What is asked — Make an exact transcription of the material, leaving out all images.

Data for processing —
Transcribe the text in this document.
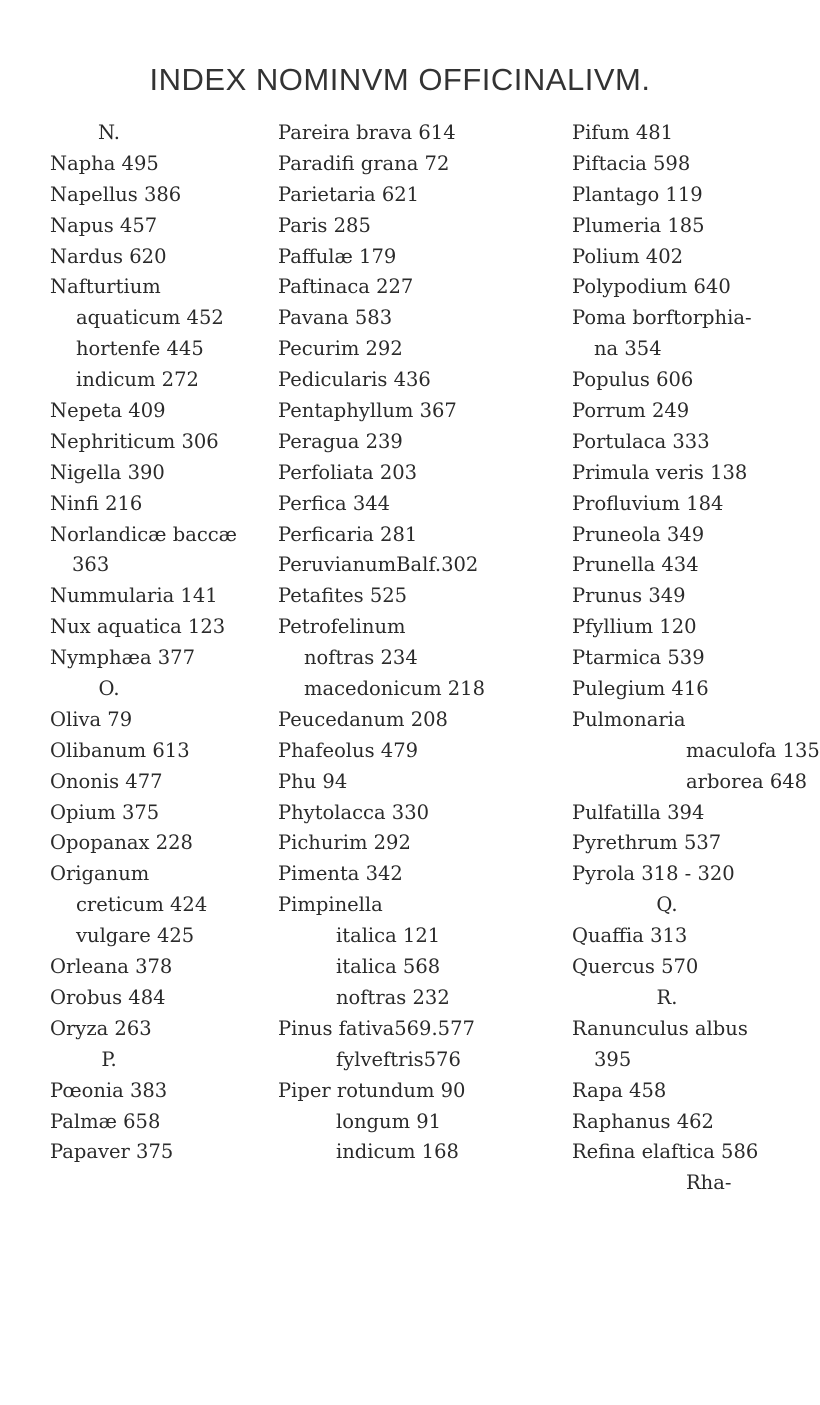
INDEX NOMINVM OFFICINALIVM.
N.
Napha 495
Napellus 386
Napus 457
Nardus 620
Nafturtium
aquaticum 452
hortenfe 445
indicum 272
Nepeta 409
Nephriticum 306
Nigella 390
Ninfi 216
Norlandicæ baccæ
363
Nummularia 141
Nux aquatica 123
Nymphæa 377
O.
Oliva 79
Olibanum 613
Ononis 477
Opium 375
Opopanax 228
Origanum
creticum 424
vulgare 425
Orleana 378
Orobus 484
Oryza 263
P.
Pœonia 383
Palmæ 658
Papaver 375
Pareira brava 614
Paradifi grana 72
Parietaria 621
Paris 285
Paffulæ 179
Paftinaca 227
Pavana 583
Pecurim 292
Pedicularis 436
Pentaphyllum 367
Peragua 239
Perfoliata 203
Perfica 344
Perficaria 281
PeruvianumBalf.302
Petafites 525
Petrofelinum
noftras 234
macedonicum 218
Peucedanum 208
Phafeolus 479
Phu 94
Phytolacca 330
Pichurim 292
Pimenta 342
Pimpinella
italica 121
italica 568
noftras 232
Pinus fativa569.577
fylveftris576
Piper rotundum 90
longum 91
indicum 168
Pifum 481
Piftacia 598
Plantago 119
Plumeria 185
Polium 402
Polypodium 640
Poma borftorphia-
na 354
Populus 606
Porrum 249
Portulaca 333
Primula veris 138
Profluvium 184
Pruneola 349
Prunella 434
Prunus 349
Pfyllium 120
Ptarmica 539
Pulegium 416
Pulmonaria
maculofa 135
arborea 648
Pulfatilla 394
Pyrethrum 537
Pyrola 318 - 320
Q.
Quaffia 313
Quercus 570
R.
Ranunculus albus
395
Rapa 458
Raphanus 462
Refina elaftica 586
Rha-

Solution below —
Transcribe the text in this document.
INDEX NOMINVM OFFICINALIVM.
N.
Napha 495
Napellus 386
Napus 457
Nardus 620
Nafturtium
aquaticum 452
hortenfe 445
indicum 272
Nepeta 409
Nephriticum 306
Nigella 390
Ninfi 216
Norlandicæ baccæ
363
Nummularia 141
Nux aquatica 123
Nymphæa 377
O.
Oliva 79
Olibanum 613
Ononis 477
Opium 375
Opopanax 228
Origanum
creticum 424
vulgare 425
Orleana 378
Orobus 484
Oryza 263
P.
Pœonia 383
Palmæ 658
Papaver 375
Pareira brava 614
Paradifi grana 72
Parietaria 621
Paris 285
Paffulæ 179
Paftinaca 227
Pavana 583
Pecurim 292
Pedicularis 436
Pentaphyllum 367
Peragua 239
Perfoliata 203
Perfica 344
Perficaria 281
PeruvianumBalf.302
Petafites 525
Petrofelinum
noftras 234
macedonicum 218
Peucedanum 208
Phafeolus 479
Phu 94
Phytolacca 330
Pichurim 292
Pimenta 342
Pimpinella
italica 121
italica 568
noftras 232
Pinus fativa569.577
fylveftris576
Piper rotundum 90
longum 91
indicum 168
Pifum 481
Piftacia 598
Plantago 119
Plumeria 185
Polium 402
Polypodium 640
Poma borftorphia-
na 354
Populus 606
Porrum 249
Portulaca 333
Primula veris 138
Profluvium 184
Pruneola 349
Prunella 434
Prunus 349
Pfyllium 120
Ptarmica 539
Pulegium 416
Pulmonaria
maculofa 135
arborea 648
Pulfatilla 394
Pyrethrum 537
Pyrola 318 - 320
Q.
Quaffia 313
Quercus 570
R.
Ranunculus albus
395
Rapa 458
Raphanus 462
Refina elaftica 586
Rha-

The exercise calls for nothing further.